Return every line of the data below verbatim, with no changes.

A run of records
>> begin

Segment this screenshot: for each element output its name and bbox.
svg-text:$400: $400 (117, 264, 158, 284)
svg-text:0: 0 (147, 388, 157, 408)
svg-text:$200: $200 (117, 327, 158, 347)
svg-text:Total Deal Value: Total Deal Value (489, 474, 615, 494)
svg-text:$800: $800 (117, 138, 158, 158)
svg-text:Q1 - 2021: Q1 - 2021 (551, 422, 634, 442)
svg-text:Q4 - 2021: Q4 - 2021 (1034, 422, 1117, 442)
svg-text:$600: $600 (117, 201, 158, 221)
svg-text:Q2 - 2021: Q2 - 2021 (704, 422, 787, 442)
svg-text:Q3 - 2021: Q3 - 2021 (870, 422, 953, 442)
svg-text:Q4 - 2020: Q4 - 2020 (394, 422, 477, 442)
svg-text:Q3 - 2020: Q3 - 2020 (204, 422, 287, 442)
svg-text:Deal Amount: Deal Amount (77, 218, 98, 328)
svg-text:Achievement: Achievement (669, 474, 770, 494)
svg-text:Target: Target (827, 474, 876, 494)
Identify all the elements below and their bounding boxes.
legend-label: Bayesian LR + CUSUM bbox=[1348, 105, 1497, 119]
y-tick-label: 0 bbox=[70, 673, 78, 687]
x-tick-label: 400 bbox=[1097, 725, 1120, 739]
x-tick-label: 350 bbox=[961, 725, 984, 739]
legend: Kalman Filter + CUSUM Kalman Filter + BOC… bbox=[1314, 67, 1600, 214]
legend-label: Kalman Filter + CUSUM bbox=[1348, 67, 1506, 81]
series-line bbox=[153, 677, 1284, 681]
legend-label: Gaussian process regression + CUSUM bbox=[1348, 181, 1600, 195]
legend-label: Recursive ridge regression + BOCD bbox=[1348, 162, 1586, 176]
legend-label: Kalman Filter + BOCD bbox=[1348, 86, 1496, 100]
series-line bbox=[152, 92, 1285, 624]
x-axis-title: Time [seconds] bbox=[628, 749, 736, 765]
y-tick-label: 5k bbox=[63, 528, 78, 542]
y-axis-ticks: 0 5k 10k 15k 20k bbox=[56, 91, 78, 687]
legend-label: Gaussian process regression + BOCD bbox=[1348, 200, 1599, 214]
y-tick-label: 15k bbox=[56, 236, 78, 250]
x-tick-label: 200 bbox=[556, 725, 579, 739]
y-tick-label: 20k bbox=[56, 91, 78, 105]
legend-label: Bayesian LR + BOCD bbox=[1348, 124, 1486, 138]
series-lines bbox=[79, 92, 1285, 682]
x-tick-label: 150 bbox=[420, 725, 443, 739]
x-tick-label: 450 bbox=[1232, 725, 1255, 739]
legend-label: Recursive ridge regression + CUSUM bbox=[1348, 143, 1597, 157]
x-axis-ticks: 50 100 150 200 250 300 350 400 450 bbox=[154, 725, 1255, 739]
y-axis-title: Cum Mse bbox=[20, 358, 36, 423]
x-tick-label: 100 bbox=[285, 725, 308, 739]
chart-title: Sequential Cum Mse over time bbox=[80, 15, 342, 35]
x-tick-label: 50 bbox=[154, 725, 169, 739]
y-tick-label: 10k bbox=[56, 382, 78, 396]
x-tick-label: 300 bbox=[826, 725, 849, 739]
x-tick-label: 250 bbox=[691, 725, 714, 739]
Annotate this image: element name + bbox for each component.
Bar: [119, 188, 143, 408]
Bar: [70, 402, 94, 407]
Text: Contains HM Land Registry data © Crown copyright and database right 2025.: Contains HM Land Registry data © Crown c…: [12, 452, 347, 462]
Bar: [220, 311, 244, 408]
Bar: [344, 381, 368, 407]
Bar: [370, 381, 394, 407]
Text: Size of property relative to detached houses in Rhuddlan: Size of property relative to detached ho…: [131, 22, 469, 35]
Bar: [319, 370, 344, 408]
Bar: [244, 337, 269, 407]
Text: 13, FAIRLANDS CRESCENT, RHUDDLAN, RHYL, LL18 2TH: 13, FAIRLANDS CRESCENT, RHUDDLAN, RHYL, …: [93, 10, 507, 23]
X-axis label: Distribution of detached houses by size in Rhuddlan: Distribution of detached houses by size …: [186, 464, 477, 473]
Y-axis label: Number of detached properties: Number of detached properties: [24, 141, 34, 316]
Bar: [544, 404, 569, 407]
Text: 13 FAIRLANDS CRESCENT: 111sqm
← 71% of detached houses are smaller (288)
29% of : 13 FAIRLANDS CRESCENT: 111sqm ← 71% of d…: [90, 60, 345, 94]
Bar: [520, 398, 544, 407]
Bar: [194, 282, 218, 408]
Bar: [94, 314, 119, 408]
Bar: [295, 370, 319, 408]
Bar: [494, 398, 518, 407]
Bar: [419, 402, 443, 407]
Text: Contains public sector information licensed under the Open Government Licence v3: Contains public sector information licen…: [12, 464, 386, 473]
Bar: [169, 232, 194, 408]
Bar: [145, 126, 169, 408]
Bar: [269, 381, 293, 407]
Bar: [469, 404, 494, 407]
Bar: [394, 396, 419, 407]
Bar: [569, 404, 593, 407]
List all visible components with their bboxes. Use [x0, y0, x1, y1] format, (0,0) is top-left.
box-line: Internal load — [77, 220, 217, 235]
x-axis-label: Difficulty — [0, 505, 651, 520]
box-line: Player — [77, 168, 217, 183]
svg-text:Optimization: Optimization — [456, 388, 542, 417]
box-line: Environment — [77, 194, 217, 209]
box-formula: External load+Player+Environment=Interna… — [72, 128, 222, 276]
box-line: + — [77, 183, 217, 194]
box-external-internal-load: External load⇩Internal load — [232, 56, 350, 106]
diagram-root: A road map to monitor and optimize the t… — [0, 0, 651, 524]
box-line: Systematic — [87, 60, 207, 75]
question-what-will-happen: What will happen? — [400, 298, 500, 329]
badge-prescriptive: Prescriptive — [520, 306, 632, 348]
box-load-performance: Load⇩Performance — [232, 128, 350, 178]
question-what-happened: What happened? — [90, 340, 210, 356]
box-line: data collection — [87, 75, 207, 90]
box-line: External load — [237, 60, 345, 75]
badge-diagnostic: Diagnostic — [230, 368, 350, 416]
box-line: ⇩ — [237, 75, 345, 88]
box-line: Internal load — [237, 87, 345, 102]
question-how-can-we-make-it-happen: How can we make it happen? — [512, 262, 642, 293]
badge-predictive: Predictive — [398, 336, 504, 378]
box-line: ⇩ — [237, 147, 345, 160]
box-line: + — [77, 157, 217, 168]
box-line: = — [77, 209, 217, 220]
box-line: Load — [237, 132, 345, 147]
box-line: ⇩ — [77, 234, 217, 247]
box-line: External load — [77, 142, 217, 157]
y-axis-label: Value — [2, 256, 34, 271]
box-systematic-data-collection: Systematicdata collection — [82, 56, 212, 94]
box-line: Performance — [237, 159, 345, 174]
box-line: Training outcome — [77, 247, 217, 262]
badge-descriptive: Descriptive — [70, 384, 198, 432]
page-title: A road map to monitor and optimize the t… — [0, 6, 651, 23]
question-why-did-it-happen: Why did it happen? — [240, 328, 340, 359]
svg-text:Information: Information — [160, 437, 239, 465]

>> end

**TASK SOLUTION:**
Segment this screenshot: for each element output its name and bbox.
svg-text:$400: $400 (117, 264, 158, 284)
svg-text:0: 0 (147, 388, 157, 408)
svg-text:$200: $200 (117, 327, 158, 347)
svg-text:Total Deal Value: Total Deal Value (489, 474, 615, 494)
svg-text:$800: $800 (117, 138, 158, 158)
svg-text:Q1 - 2021: Q1 - 2021 (551, 422, 634, 442)
svg-text:Q4 - 2021: Q4 - 2021 (1034, 422, 1117, 442)
svg-text:$600: $600 (117, 201, 158, 221)
svg-text:Q2 - 2021: Q2 - 2021 (704, 422, 787, 442)
svg-text:Q3 - 2021: Q3 - 2021 (870, 422, 953, 442)
svg-text:Q4 - 2020: Q4 - 2020 (394, 422, 477, 442)
svg-text:Q3 - 2020: Q3 - 2020 (204, 422, 287, 442)
svg-text:Deal Amount: Deal Amount (77, 218, 98, 328)
svg-text:Achievement: Achievement (669, 474, 770, 494)
svg-text:Target: Target (827, 474, 876, 494)
Identify all the elements below and their bounding boxes.
legend-label: Bayesian LR + CUSUM bbox=[1348, 105, 1497, 119]
y-tick-label: 0 bbox=[70, 673, 78, 687]
x-tick-label: 400 bbox=[1097, 725, 1120, 739]
x-tick-label: 350 bbox=[961, 725, 984, 739]
legend: Kalman Filter + CUSUM Kalman Filter + BOC… bbox=[1314, 67, 1600, 214]
legend-label: Kalman Filter + CUSUM bbox=[1348, 67, 1506, 81]
series-line bbox=[153, 677, 1284, 681]
legend-label: Gaussian process regression + CUSUM bbox=[1348, 181, 1600, 195]
legend-label: Recursive ridge regression + BOCD bbox=[1348, 162, 1586, 176]
legend-label: Kalman Filter + BOCD bbox=[1348, 86, 1496, 100]
series-line bbox=[152, 92, 1285, 624]
x-axis-title: Time [seconds] bbox=[628, 749, 736, 765]
y-tick-label: 5k bbox=[63, 528, 78, 542]
y-axis-ticks: 0 5k 10k 15k 20k bbox=[56, 91, 78, 687]
legend-label: Gaussian process regression + BOCD bbox=[1348, 200, 1599, 214]
y-tick-label: 15k bbox=[56, 236, 78, 250]
x-tick-label: 200 bbox=[556, 725, 579, 739]
y-tick-label: 20k bbox=[56, 91, 78, 105]
legend-label: Bayesian LR + BOCD bbox=[1348, 124, 1486, 138]
series-lines bbox=[79, 92, 1285, 682]
x-tick-label: 150 bbox=[420, 725, 443, 739]
x-tick-label: 450 bbox=[1232, 725, 1255, 739]
legend-label: Recursive ridge regression + CUSUM bbox=[1348, 143, 1597, 157]
x-axis-ticks: 50 100 150 200 250 300 350 400 450 bbox=[154, 725, 1255, 739]
y-axis-title: Cum Mse bbox=[20, 358, 36, 423]
x-tick-label: 100 bbox=[285, 725, 308, 739]
chart-title: Sequential Cum Mse over time bbox=[80, 15, 342, 35]
x-tick-label: 50 bbox=[154, 725, 169, 739]
y-tick-label: 10k bbox=[56, 382, 78, 396]
x-tick-label: 300 bbox=[826, 725, 849, 739]
x-tick-label: 250 bbox=[691, 725, 714, 739]
Annotate this image: element name + bbox for each component.
Bar: [119, 188, 143, 408]
Bar: [70, 402, 94, 407]
Text: Contains HM Land Registry data © Crown copyright and database right 2025.: Contains HM Land Registry data © Crown c…: [12, 452, 347, 462]
Bar: [220, 311, 244, 408]
Bar: [344, 381, 368, 407]
Bar: [370, 381, 394, 407]
Text: Size of property relative to detached houses in Rhuddlan: Size of property relative to detached ho…: [131, 22, 469, 35]
Bar: [319, 370, 344, 408]
Bar: [244, 337, 269, 407]
Text: 13, FAIRLANDS CRESCENT, RHUDDLAN, RHYL, LL18 2TH: 13, FAIRLANDS CRESCENT, RHUDDLAN, RHYL, …: [93, 10, 507, 23]
X-axis label: Distribution of detached houses by size in Rhuddlan: Distribution of detached houses by size …: [186, 464, 477, 473]
Y-axis label: Number of detached properties: Number of detached properties: [24, 141, 34, 316]
Bar: [544, 404, 569, 407]
Text: 13 FAIRLANDS CRESCENT: 111sqm
← 71% of detached houses are smaller (288)
29% of : 13 FAIRLANDS CRESCENT: 111sqm ← 71% of d…: [90, 60, 345, 94]
Bar: [520, 398, 544, 407]
Bar: [194, 282, 218, 408]
Bar: [94, 314, 119, 408]
Bar: [295, 370, 319, 408]
Bar: [494, 398, 518, 407]
Bar: [419, 402, 443, 407]
Text: Contains public sector information licensed under the Open Government Licence v3: Contains public sector information licen…: [12, 464, 386, 473]
Bar: [169, 232, 194, 408]
Bar: [145, 126, 169, 408]
Bar: [269, 381, 293, 407]
Bar: [469, 404, 494, 407]
Bar: [394, 396, 419, 407]
Bar: [569, 404, 593, 407]
List all visible components with their bboxes. Use [x0, y0, x1, y1] format, (0,0) is top-left.
box-line: Internal load — [77, 220, 217, 235]
x-axis-label: Difficulty — [0, 505, 651, 520]
box-line: Player — [77, 168, 217, 183]
svg-text:Optimization: Optimization — [456, 388, 542, 417]
box-line: Environment — [77, 194, 217, 209]
box-formula: External load+Player+Environment=Interna… — [72, 128, 222, 276]
box-line: + — [77, 183, 217, 194]
box-external-internal-load: External load⇩Internal load — [232, 56, 350, 106]
diagram-root: A road map to monitor and optimize the t… — [0, 0, 651, 524]
box-line: Systematic — [87, 60, 207, 75]
question-what-will-happen: What will happen? — [400, 298, 500, 329]
badge-prescriptive: Prescriptive — [520, 306, 632, 348]
box-load-performance: Load⇩Performance — [232, 128, 350, 178]
question-what-happened: What happened? — [90, 340, 210, 356]
box-line: data collection — [87, 75, 207, 90]
box-line: External load — [237, 60, 345, 75]
badge-diagnostic: Diagnostic — [230, 368, 350, 416]
box-line: ⇩ — [237, 75, 345, 88]
box-line: Internal load — [237, 87, 345, 102]
question-how-can-we-make-it-happen: How can we make it happen? — [512, 262, 642, 293]
badge-predictive: Predictive — [398, 336, 504, 378]
box-line: ⇩ — [237, 147, 345, 160]
box-line: + — [77, 157, 217, 168]
box-line: = — [77, 209, 217, 220]
box-line: Load — [237, 132, 345, 147]
box-line: ⇩ — [77, 234, 217, 247]
box-line: External load — [77, 142, 217, 157]
y-axis-label: Value — [2, 256, 34, 271]
box-systematic-data-collection: Systematicdata collection — [82, 56, 212, 94]
box-line: Performance — [237, 159, 345, 174]
box-line: Training outcome — [77, 247, 217, 262]
badge-descriptive: Descriptive — [70, 384, 198, 432]
page-title: A road map to monitor and optimize the t… — [0, 6, 651, 23]
question-why-did-it-happen: Why did it happen? — [240, 328, 340, 359]
svg-text:Information: Information — [160, 437, 239, 465]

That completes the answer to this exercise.